For the data below, report only the number of lines containing the string "Totaal".

# # # #

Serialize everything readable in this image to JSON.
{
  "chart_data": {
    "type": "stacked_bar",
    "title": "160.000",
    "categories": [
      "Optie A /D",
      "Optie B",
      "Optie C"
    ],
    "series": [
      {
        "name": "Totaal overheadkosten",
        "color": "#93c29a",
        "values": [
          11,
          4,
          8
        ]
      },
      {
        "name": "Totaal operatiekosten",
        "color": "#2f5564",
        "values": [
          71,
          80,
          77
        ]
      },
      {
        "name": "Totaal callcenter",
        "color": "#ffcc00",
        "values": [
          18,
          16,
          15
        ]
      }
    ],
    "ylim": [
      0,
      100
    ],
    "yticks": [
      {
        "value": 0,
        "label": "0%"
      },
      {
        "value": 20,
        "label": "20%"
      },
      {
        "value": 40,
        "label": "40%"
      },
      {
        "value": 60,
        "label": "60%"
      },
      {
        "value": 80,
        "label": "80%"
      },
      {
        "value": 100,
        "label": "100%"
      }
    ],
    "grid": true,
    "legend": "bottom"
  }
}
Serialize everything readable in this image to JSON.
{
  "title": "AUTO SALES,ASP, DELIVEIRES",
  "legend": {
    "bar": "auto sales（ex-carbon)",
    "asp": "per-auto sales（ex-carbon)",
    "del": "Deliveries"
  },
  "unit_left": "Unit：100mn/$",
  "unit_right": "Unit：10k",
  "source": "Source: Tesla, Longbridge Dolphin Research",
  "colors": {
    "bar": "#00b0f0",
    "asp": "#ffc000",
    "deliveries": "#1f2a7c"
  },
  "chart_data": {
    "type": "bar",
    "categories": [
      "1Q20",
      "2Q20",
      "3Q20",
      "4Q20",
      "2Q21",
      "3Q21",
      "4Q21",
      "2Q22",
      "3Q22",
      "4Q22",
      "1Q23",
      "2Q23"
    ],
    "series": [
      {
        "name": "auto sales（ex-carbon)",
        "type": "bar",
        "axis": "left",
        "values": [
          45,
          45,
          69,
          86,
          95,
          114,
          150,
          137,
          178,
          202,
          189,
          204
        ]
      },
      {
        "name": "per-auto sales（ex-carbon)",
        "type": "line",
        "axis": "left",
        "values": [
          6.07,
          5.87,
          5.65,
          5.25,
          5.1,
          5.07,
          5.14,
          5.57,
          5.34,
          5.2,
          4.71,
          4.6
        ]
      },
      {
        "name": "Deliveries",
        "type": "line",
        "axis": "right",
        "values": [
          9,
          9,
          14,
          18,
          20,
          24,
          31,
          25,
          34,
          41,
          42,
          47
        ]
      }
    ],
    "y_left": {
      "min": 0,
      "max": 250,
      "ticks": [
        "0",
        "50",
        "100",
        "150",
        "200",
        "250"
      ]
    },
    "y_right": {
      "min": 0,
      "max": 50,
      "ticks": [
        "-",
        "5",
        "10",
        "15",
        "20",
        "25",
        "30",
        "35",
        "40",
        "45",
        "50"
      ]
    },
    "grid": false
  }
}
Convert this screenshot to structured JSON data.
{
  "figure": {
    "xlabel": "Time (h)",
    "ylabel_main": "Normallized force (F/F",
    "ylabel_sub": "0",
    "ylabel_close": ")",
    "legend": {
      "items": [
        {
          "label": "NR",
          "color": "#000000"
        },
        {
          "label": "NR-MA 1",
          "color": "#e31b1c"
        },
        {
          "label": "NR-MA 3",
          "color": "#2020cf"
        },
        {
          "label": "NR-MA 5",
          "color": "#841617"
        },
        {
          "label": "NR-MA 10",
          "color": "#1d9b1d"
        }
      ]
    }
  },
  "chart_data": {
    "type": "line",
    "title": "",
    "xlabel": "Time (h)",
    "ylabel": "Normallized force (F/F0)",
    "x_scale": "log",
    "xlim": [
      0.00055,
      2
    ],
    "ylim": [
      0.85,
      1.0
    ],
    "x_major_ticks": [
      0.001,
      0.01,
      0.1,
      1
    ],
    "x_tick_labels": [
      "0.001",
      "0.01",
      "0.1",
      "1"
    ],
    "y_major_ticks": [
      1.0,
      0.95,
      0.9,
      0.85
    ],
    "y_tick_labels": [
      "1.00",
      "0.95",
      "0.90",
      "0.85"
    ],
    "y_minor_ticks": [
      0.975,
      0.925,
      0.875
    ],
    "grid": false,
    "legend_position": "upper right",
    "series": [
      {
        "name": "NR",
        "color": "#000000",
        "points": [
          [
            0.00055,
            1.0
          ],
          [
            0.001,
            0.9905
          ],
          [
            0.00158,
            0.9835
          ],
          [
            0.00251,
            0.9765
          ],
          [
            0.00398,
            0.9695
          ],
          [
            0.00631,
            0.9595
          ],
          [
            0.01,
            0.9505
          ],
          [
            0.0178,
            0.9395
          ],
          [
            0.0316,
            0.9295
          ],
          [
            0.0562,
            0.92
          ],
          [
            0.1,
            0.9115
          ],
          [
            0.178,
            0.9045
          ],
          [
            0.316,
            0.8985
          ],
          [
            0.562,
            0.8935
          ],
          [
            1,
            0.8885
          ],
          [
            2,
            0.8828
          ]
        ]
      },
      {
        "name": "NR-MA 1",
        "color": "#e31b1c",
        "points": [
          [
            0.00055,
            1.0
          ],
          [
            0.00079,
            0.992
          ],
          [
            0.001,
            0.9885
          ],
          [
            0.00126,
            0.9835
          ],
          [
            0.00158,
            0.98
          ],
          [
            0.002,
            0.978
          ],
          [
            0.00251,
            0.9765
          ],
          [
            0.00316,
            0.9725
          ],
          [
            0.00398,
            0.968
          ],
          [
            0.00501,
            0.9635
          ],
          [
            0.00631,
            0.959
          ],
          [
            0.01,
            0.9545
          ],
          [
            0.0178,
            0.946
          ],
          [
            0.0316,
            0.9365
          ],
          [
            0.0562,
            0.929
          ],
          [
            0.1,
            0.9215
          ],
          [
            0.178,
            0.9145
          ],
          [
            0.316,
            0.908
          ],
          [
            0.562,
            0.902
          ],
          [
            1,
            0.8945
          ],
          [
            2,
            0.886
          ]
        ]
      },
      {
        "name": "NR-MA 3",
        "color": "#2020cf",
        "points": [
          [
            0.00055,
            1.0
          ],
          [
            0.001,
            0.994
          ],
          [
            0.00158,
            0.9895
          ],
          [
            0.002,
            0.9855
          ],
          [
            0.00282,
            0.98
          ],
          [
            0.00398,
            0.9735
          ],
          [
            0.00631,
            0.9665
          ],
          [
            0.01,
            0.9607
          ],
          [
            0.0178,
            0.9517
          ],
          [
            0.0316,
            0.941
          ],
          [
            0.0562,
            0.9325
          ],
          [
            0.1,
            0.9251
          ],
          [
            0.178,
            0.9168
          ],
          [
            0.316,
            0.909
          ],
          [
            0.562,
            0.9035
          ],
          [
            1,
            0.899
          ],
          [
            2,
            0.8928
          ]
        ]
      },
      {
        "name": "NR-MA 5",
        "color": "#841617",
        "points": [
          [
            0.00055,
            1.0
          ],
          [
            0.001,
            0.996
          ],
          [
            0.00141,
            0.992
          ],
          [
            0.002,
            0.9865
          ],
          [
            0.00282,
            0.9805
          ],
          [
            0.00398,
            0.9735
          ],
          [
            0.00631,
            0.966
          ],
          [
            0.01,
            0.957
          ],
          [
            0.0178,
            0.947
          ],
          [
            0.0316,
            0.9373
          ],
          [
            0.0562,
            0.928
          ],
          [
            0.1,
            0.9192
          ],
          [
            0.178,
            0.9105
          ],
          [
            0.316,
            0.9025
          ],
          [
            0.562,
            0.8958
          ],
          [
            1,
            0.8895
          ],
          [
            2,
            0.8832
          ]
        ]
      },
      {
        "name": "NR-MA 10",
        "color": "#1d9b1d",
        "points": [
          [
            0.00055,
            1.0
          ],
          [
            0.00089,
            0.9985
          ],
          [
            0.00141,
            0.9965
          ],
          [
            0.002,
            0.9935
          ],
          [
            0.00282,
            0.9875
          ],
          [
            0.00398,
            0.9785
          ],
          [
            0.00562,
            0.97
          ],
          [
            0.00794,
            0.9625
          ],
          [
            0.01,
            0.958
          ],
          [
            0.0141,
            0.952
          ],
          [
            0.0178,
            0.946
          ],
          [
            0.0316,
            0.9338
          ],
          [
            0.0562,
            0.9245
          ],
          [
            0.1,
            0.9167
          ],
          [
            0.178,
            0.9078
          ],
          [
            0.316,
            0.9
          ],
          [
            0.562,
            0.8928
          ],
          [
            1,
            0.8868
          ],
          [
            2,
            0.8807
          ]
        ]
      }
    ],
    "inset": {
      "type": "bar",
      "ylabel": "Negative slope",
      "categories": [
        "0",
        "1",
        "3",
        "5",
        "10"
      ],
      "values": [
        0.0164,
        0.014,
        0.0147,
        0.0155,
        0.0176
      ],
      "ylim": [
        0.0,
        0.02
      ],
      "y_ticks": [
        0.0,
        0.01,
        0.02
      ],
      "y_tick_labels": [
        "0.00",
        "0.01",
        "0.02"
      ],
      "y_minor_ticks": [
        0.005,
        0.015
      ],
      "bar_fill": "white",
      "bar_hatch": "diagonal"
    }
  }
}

# # # #

> Exercise solution
3